Return all entries word for word, but drop any images.

Exercise materials:

____

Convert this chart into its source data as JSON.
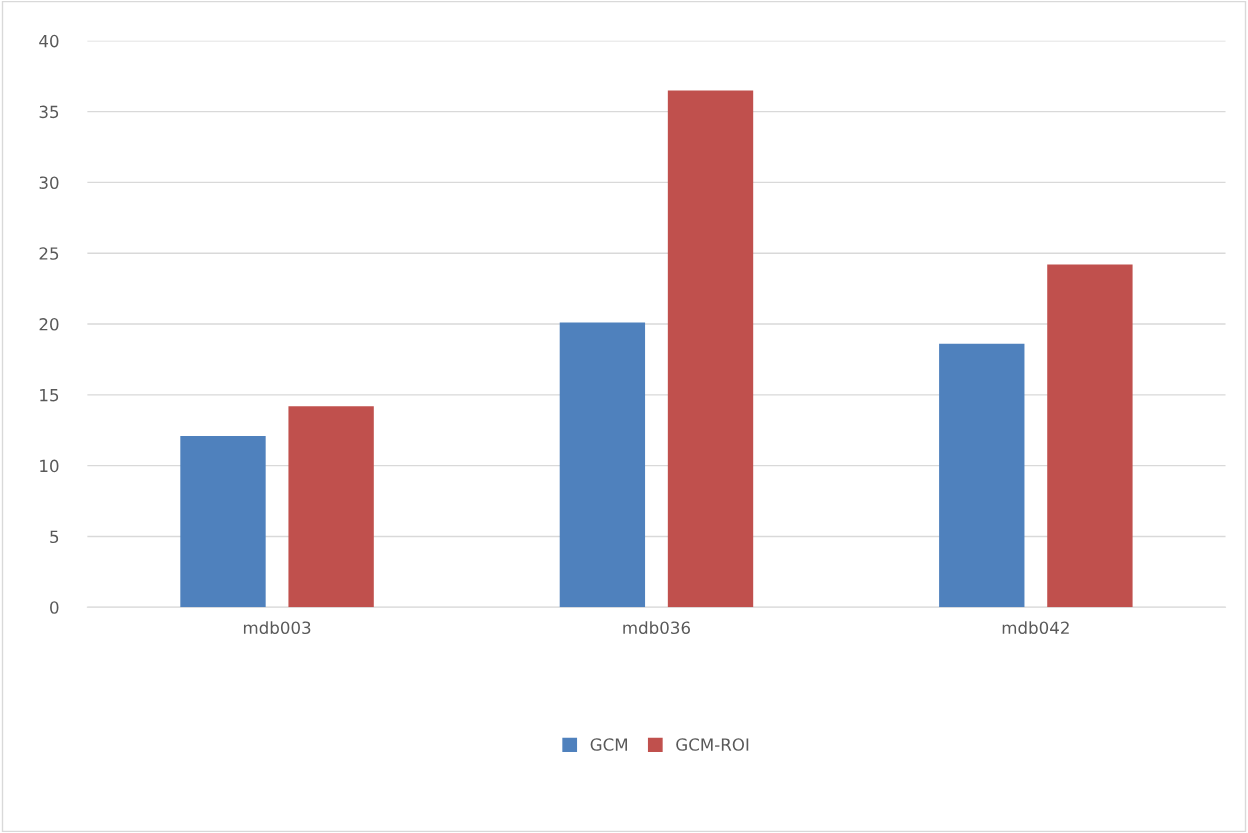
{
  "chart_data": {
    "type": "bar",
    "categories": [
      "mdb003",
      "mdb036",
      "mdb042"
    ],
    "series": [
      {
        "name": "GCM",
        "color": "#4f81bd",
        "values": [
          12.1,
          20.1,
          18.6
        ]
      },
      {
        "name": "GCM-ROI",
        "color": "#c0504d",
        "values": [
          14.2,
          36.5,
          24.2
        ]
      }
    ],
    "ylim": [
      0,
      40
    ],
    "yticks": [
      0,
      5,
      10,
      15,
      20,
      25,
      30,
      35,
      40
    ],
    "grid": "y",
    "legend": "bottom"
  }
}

____

Result for this task:
Convert this chart into its source data as JSON.
{
  "chart_data": {
    "type": "bar",
    "categories": [
      "mdb003",
      "mdb036",
      "mdb042"
    ],
    "series": [
      {
        "name": "GCM",
        "color": "#4f81bd",
        "values": [
          12.1,
          20.1,
          18.6
        ]
      },
      {
        "name": "GCM-ROI",
        "color": "#c0504d",
        "values": [
          14.2,
          36.5,
          24.2
        ]
      }
    ],
    "ylim": [
      0,
      40
    ],
    "yticks": [
      0,
      5,
      10,
      15,
      20,
      25,
      30,
      35,
      40
    ],
    "grid": "y",
    "legend": "bottom"
  }
}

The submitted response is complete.